**STATED TASK**
Count up the lines in the following listing that hold the word "data", then give only that count.

**RECORDS PROVIDED**
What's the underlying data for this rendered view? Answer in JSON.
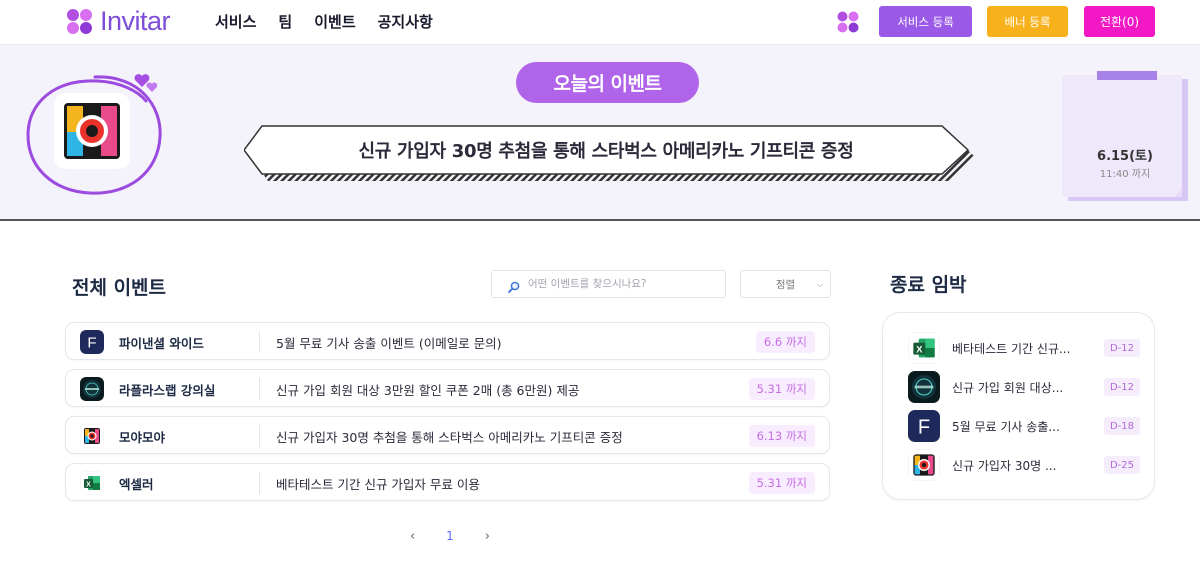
{
  "header": {
    "logo_text": "Invitar",
    "nav": [
      "서비스",
      "팀",
      "이벤트",
      "공지사항"
    ],
    "buttons": {
      "service": "서비스 등록",
      "banner": "배너 등록",
      "switch": "전환(0)"
    }
  },
  "banner": {
    "today_label": "오늘의 이벤트",
    "event_text": "신규 가입자 30명 추첨을 통해 스타벅스 아메리카노 기프티콘 증정",
    "date": "6.15(토)",
    "time": "11:40 까지"
  },
  "events": {
    "title": "전체 이벤트",
    "search_placeholder": "어떤 이벤트를 찾으시나요?",
    "sort_label": "정렬",
    "rows": [
      {
        "name": "파이낸셜 와이드",
        "desc": "5월 무료 기사 송출 이벤트 (이메일로 문의)",
        "badge": "6.6 까지",
        "icon": "financial-wide-f-icon"
      },
      {
        "name": "라플라스랩 강의실",
        "desc": "신규 가입 회원 대상 3만원 할인 쿠폰 2매 (총 6만원) 제공",
        "badge": "5.31 까지",
        "icon": "laplace-lab-icon"
      },
      {
        "name": "모야모야",
        "desc": "신규 가입자 30명 추첨을 통해 스타벅스 아메리카노 기프티콘 증정",
        "badge": "6.13 까지",
        "icon": "moyamoya-camera-icon"
      },
      {
        "name": "엑셀러",
        "desc": "베타테스트 기간 신규 가입자 무료 이용",
        "badge": "5.31 까지",
        "icon": "excel-icon"
      }
    ],
    "page": "1"
  },
  "ending": {
    "title": "종료 임박",
    "items": [
      {
        "text": "베타테스트 기간 신규...",
        "badge": "D-12",
        "icon": "excel-icon"
      },
      {
        "text": "신규 가입 회원 대상...",
        "badge": "D-12",
        "icon": "laplace-lab-icon"
      },
      {
        "text": "5월 무료 기사 송출...",
        "badge": "D-18",
        "icon": "financial-wide-f-icon"
      },
      {
        "text": "신규 가입자 30명 ...",
        "badge": "D-25",
        "icon": "moyamoya-camera-icon"
      }
    ]
  },
  "colors": {
    "brand_purple": "#9b59e8",
    "banner_button": "#f7b21b",
    "switch_button": "#f218c6",
    "badge_text": "#c76ee6"
  }
}
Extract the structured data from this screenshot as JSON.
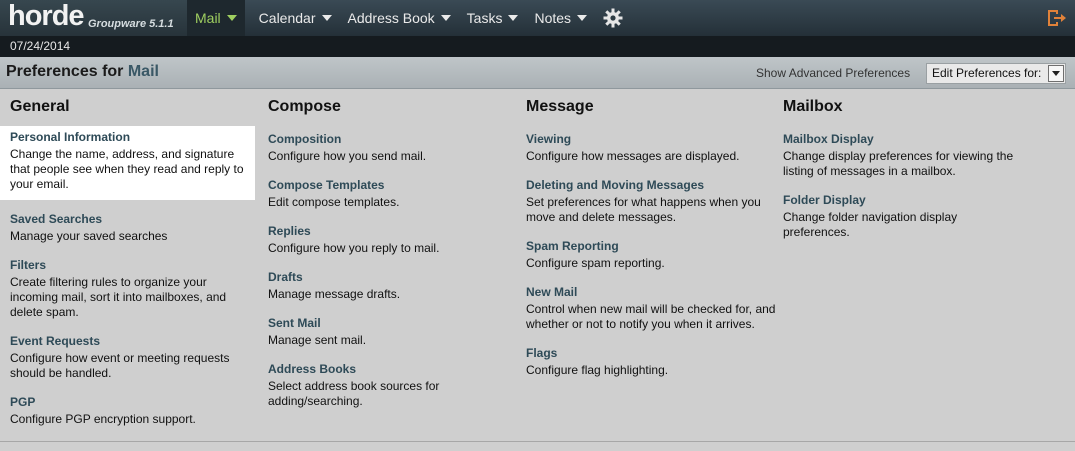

**FULL OUTPUT**
2